_Stated exercise_. Please set down all the lines beneath this one exactly, without the pictures.

_Items_.
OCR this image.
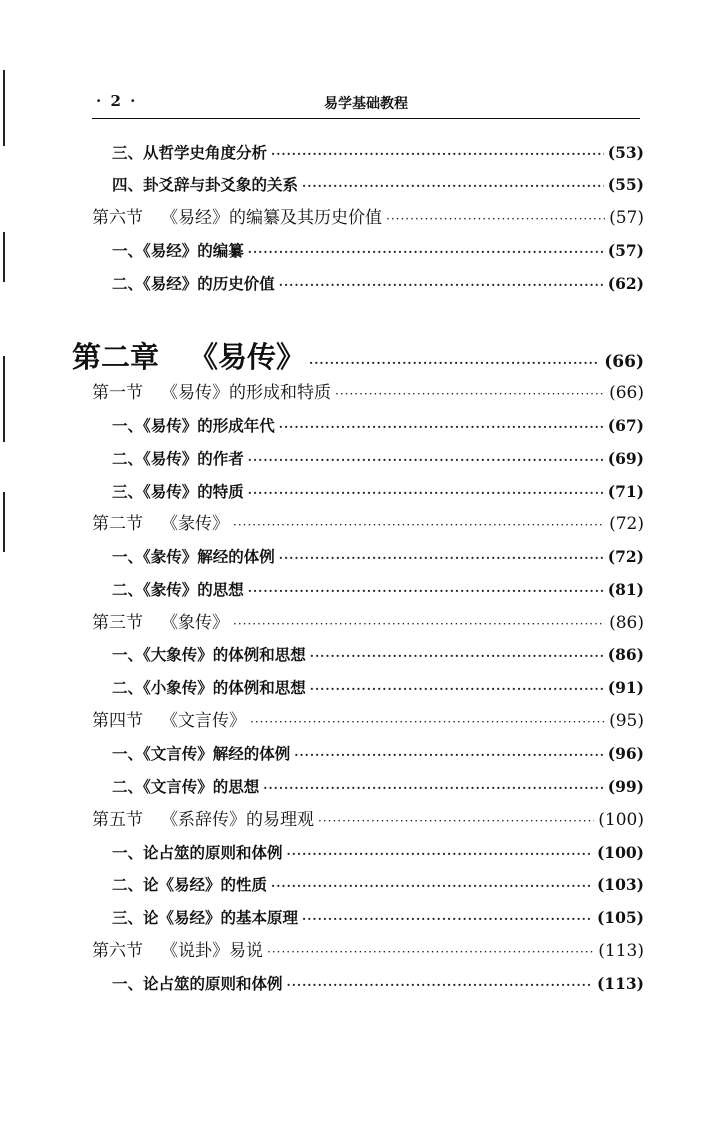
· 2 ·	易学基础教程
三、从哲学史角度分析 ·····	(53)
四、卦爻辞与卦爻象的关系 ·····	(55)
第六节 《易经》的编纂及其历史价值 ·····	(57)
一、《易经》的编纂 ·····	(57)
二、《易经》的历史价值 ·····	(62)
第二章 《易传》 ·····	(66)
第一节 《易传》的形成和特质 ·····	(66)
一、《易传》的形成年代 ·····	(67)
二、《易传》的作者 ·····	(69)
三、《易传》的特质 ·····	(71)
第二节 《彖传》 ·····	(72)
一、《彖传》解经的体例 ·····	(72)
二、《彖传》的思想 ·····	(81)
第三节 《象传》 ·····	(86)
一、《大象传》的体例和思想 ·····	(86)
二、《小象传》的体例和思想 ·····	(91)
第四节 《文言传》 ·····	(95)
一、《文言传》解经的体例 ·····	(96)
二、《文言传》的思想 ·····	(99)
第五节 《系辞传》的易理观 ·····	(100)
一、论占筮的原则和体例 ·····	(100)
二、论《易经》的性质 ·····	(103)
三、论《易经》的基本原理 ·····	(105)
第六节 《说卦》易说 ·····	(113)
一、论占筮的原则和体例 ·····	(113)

_The completed task_.
OCR this image.
· 2 ·	易学基础教程
三、从哲学史角度分析 ·····	(53)
四、卦爻辞与卦爻象的关系 ·····	(55)
第六节 《易经》的编纂及其历史价值 ·····	(57)
一、《易经》的编纂 ·····	(57)
二、《易经》的历史价值 ·····	(62)
第二章 《易传》 ·····	(66)
第一节 《易传》的形成和特质 ·····	(66)
一、《易传》的形成年代 ·····	(67)
二、《易传》的作者 ·····	(69)
三、《易传》的特质 ·····	(71)
第二节 《彖传》 ·····	(72)
一、《彖传》解经的体例 ·····	(72)
二、《彖传》的思想 ·····	(81)
第三节 《象传》 ·····	(86)
一、《大象传》的体例和思想 ·····	(86)
二、《小象传》的体例和思想 ·····	(91)
第四节 《文言传》 ·····	(95)
一、《文言传》解经的体例 ·····	(96)
二、《文言传》的思想 ·····	(99)
第五节 《系辞传》的易理观 ·····	(100)
一、论占筮的原则和体例 ·····	(100)
二、论《易经》的性质 ·····	(103)
三、论《易经》的基本原理 ·····	(105)
第六节 《说卦》易说 ·····	(113)
一、论占筮的原则和体例 ·····	(113)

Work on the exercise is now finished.